> **PROVIDED DATA**:
◇ ◇ ◇ ◇ ◇ ◇ ◇

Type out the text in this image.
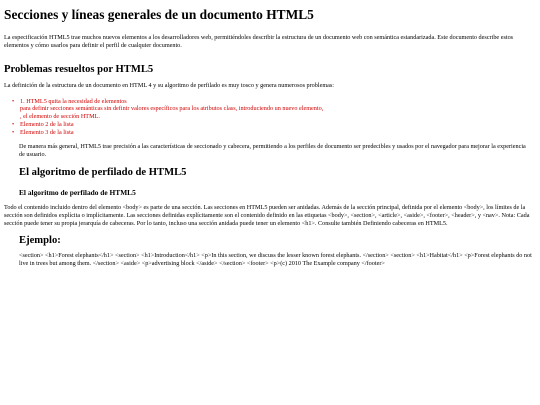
Secciones y líneas generales de un documento HTML5

La especificación HTML5 trae muchos nuevos elementos a los desarrolladores web, permitiéndoles describir la estructura de un documento web con semántica estandarizada. Este documento describe estos elementos y cómo usarlos para definir el perfil de cualquier documento.

Problemas resueltos por HTML5

La definición de la estructura de un documento en HTML 4 y su algoritmo de perfilado es muy tosco y genera numerosos problemas:

• 1. HTML5 quita la necesidad de elementos
para definir secciones semánticas sin definir valores específicos para los atributos class, introduciendo un nuevo elemento,
, el elemento de sección HTML.
• Elemento 2 de la lista
• Elemento 3 de la lista

De manera más general, HTML5 trae precisión a las características de seccionado y cabecera, permitiendo a los perfiles de documento ser predecibles y usados por el navegador para mejorar la experiencia de usuario.

El algoritmo de perfilado de HTML5
El algoritmo de perfilado de HTML5

Todo el contenido incluido dentro del elemento <body> es parte de una sección. Las secciones en HTML5 pueden ser anidadas. Además de la sección principal, definida por el elemento <body>, los límites de la sección son definidos explícita o implícitamente. Las secciones definidas explícitamente son el contenido definido en las etiquetas <body>, <section>, <article>, <aside>, <footer>, <header>, y <nav>. Nota: Cada sección puede tener su propia jerarquía de cabeceras. Por lo tanto, incluso una sección anidada puede tener un elemento <h1>. Consulte también Definiendo cabeceras en HTML5.

Ejemplo:

<section> <h1>Forest elephants</h1> <section> <h1>Introduction</h1> <p>In this section, we discuss the lesser known forest elephants. </section> <section> <h1>Habitat</h1> <p>Forest elephants do not live in trees but among them. </section> <aside> <p>advertising block </aside> </section> <footer> <p>(c) 2010 The Example company </footer>
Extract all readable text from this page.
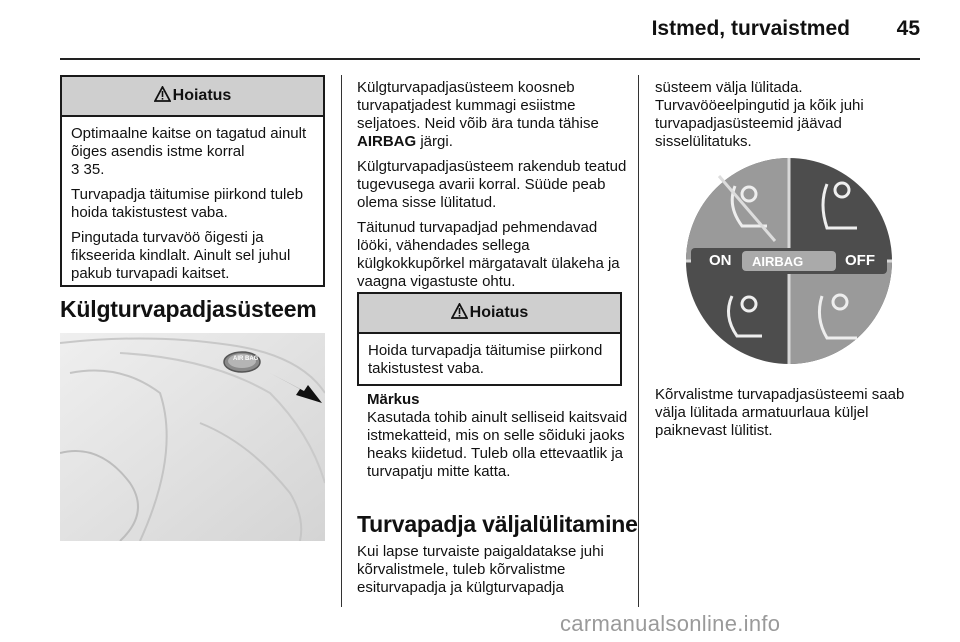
Istmed, turvaistmed	45
Hoiatus

Optimaalne kaitse on tagatud ainult õiges asendis istme korral
3 35.

Turvapadja täitumise piirkond tuleb hoida takistustest vaba.

Pingutada turvavöö õigesti ja fikseerida kindlalt. Ainult sel juhul pakub turvapadi kaitset.

Külgturvapadjasüsteem
AIR BAG

Külgturvapadjasüsteem koosneb turvapatjadest kummagi esiistme seljatoes. Neid võib ära tunda tähise AIRBAG järgi.

Külgturvapadjasüsteem rakendub teatud tugevusega avarii korral. Süüde peab olema sisse lülitatud.

Täitunud turvapadjad pehmendavad lööki, vähendades sellega külgkokkupõrkel märgatavalt ülakeha ja vaagna vigastuste ohtu.

Hoiatus

Hoida turvapadja täitumise piirkond takistustest vaba.

Märkus
Kasutada tohib ainult selliseid kaitsvaid istmekatteid, mis on selle sõiduki jaoks heaks kiidetud. Tuleb olla ettevaatlik ja turvapatju mitte katta.
Turvapadja väljalülitamine
Kui lapse turvaiste paigaldatakse juhi kõrvalistmele, tuleb kõrvalistme esiturvapadja ja külgturvapadja
süsteem välja lülitada. Turvavööeelpingutid ja kõik juhi turvapadjasüsteemid jäävad sisselülitatuks.
ON AIRBAG	OFF
Kõrvalistme turvapadjasüsteemi saab välja lülitada armatuurlaua küljel paiknevast lülitist.
carmanualsonline.info
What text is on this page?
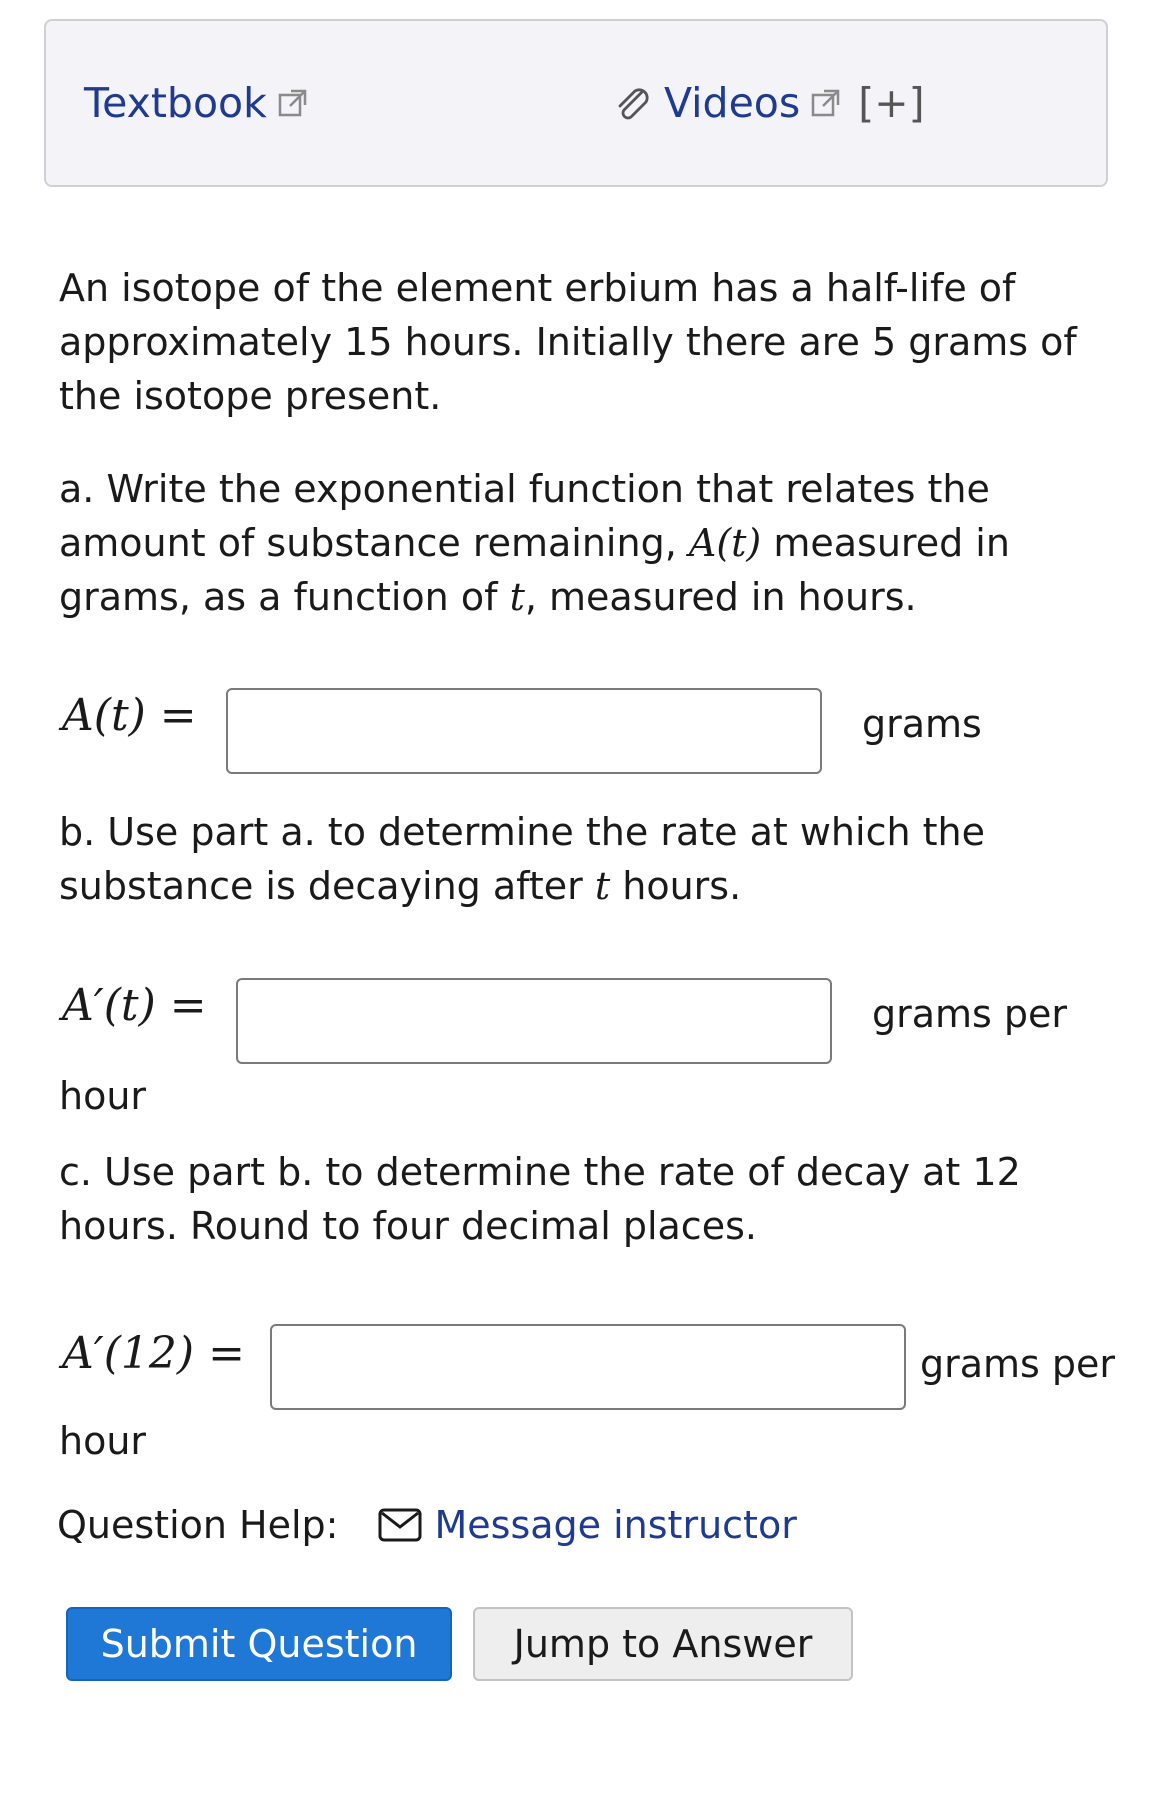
Textbook	Videos [+]
An isotope of the element erbium has a half-life of approximately 15 hours. Initially there are 5 grams of the isotope present.
a. Write the exponential function that relates the amount of substance remaining, A(t) measured in grams, as a function of t, measured in hours.
A(t) =	grams
b. Use part a. to determine the rate at which the substance is decaying after t hours.
A′(t) =	grams per
hour
c. Use part b. to determine the rate of decay at 12 hours. Round to four decimal places.
A′(12) =	grams per
hour
Question Help:	Message instructor
Submit Question	Jump to Answer
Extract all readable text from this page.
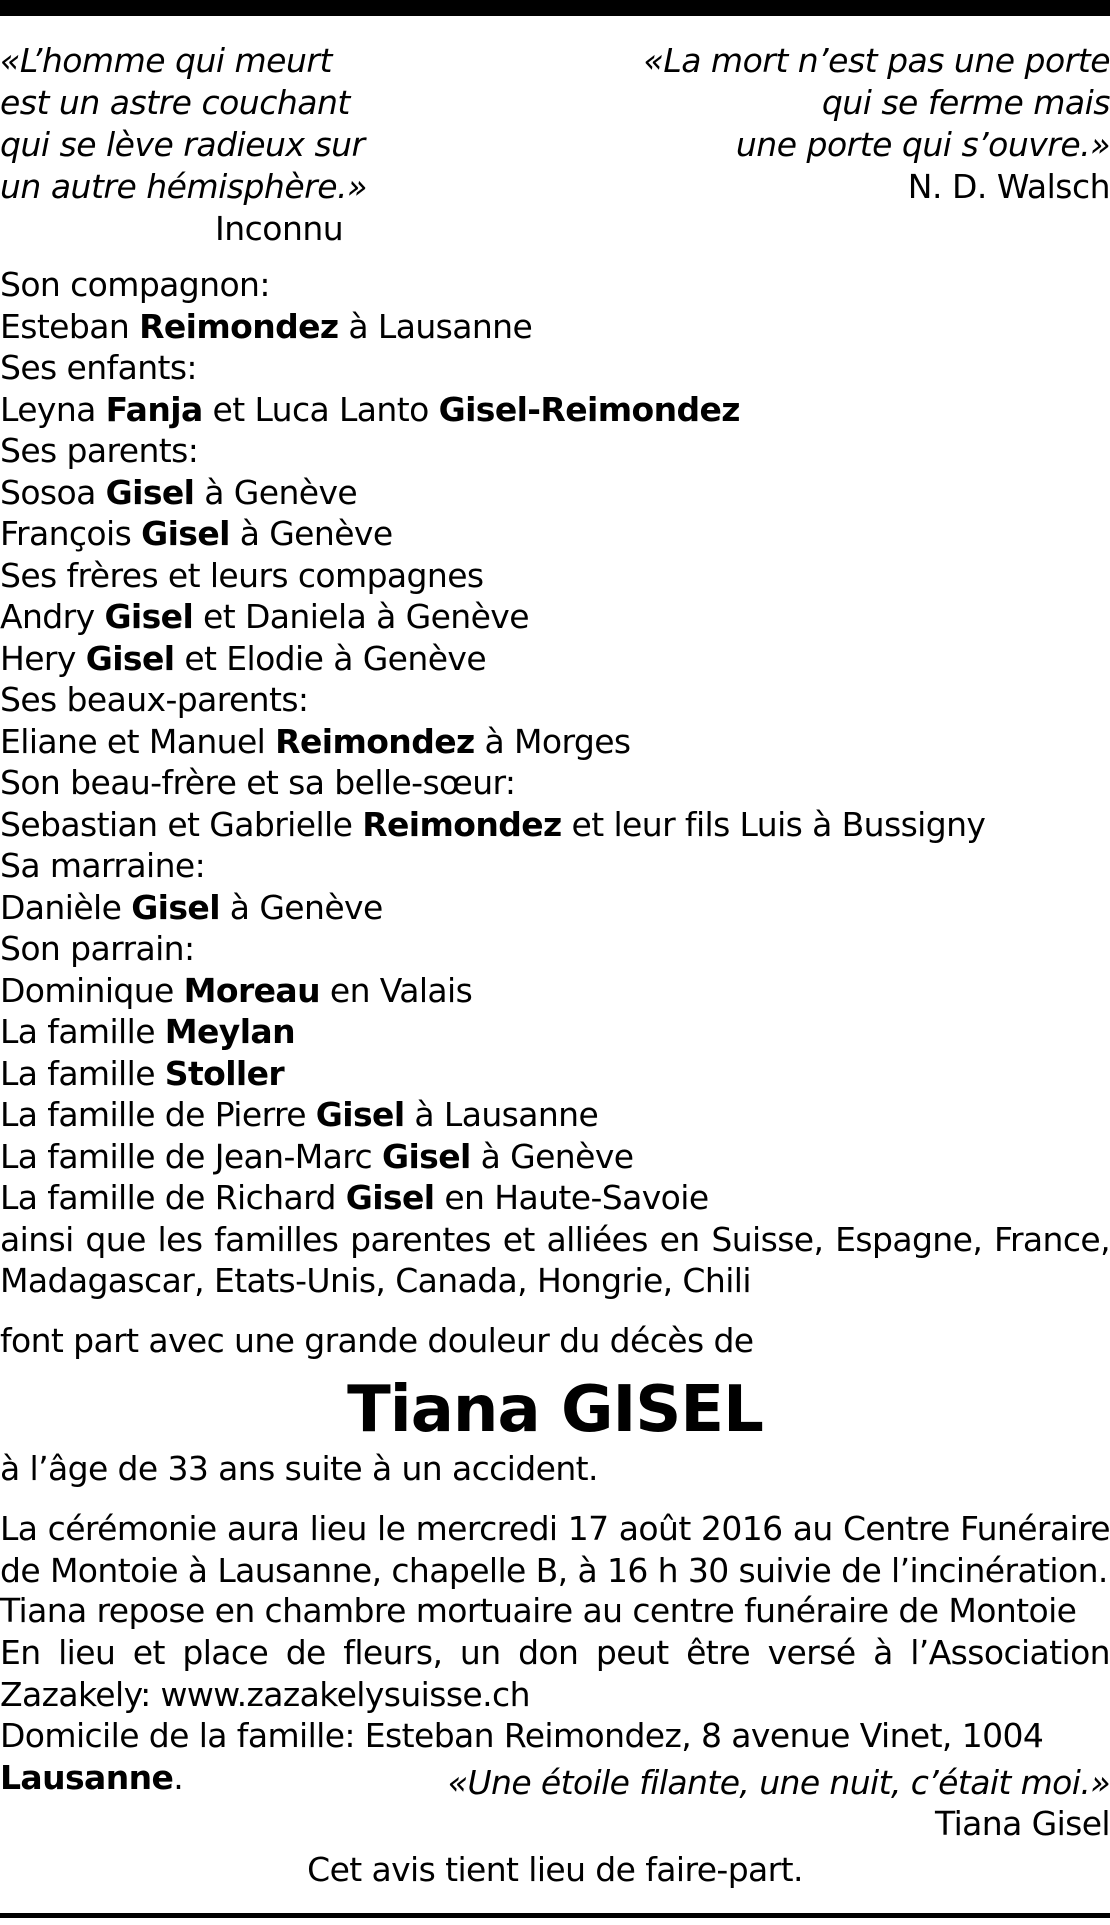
«L’homme qui meurt
est un astre couchant
qui se lève radieux sur
un autre hémisphère.»
Inconnu
«La mort n’est pas une porte
qui se ferme mais
une porte qui s’ouvre.»
N. D. Walsch
Son compagnon:
Esteban Reimondez à Lausanne
Ses enfants:
Leyna Fanja et Luca Lanto Gisel-Reimondez
Ses parents:
Sosoa Gisel à Genève
François Gisel à Genève
Ses frères et leurs compagnes
Andry Gisel et Daniela à Genève
Hery Gisel et Elodie à Genève
Ses beaux-parents:
Eliane et Manuel Reimondez à Morges
Son beau-frère et sa belle-sœur:
Sebastian et Gabrielle Reimondez et leur fils Luis à Bussigny
Sa marraine:
Danièle Gisel à Genève
Son parrain:
Dominique Moreau en Valais
La famille Meylan
La famille Stoller
La famille de Pierre Gisel à Lausanne
La famille de Jean-Marc Gisel à Genève
La famille de Richard Gisel en Haute-Savoie
ainsi que les familles parentes et alliées en Suisse, Espagne, France, Madagascar, Etats-Unis, Canada, Hongrie, Chili
font part avec une grande douleur du décès de
Tiana GISEL
à l’âge de 33 ans suite à un accident.
La cérémonie aura lieu le mercredi 17 août 2016 au Centre Funéraire de Montoie à Lausanne, chapelle B, à 16 h 30 suivie de l’incinération.
Tiana repose en chambre mortuaire au centre funéraire de Montoie
En lieu et place de fleurs, un don peut être versé à l’Association Zazakely: www.zazakelysuisse.ch
Domicile de la famille: Esteban Reimondez, 8 avenue Vinet, 1004 Lausanne.	«Une étoile filante, une nuit, c’était moi.»
Tiana Gisel
Cet avis tient lieu de faire-part.
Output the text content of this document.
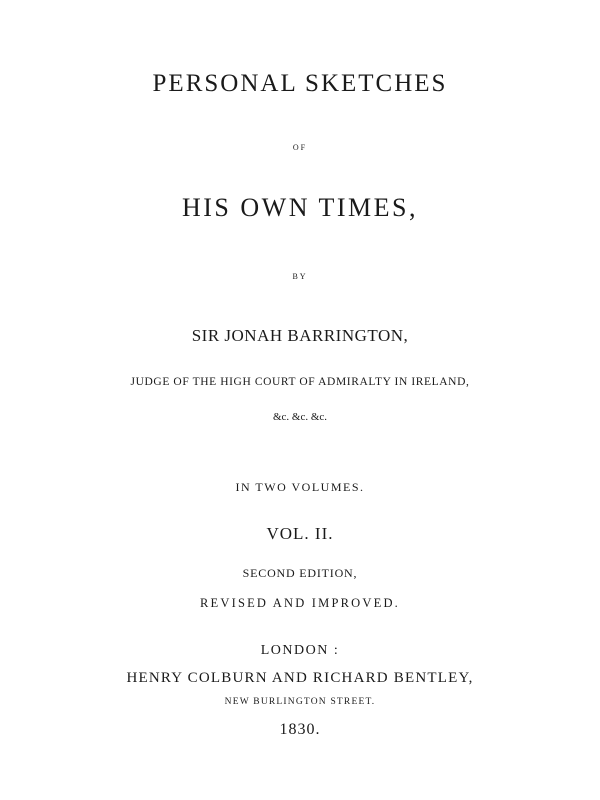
PERSONAL SKETCHES
OF
HIS OWN TIMES,
BY
SIR JONAH BARRINGTON,
JUDGE OF THE HIGH COURT OF ADMIRALTY IN IRELAND,
&c. &c. &c.
IN TWO VOLUMES.
VOL. II.
SECOND EDITION,
REVISED AND IMPROVED.
LONDON :
HENRY COLBURN AND RICHARD BENTLEY,
NEW BURLINGTON STREET.
1830.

◇ ◇ ◇ ◇ ◇ ◇ ◇

> **PROMPT**: Find and copy every line in the entries above where the string "takistustest" occurs.

> **RESPONSE TO THE TASK**:
Turvapadja täitumise piirkond tuleb hoida takistustest vaba.
Hoida turvapadja täitumise piirkond takistustest vaba.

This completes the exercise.